Copy every entry precisely.

▶ Source records
== == ==

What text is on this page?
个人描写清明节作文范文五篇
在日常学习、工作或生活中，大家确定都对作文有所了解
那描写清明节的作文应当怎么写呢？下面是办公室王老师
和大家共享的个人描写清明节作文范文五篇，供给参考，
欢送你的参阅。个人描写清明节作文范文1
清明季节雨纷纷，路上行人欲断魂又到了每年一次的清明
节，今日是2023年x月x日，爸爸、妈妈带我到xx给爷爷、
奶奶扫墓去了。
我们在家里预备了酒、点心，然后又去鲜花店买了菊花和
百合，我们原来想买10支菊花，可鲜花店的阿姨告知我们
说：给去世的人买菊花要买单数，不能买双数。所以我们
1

== == ==

▶ Completed task
What text is on this page?
个人描写清明节作文范文五篇
在日常学习、工作或生活中，大家确定都对作文有所了解
那描写清明节的作文应当怎么写呢？下面是办公室王老师
和大家共享的个人描写清明节作文范文五篇，供给参考，
欢送你的参阅。个人描写清明节作文范文1
清明季节雨纷纷，路上行人欲断魂又到了每年一次的清明
节，今日是2023年x月x日，爸爸、妈妈带我到xx给爷爷、
奶奶扫墓去了。
我们在家里预备了酒、点心，然后又去鲜花店买了菊花和
百合，我们原来想买10支菊花，可鲜花店的阿姨告知我们
说：给去世的人买菊花要买单数，不能买双数。所以我们
1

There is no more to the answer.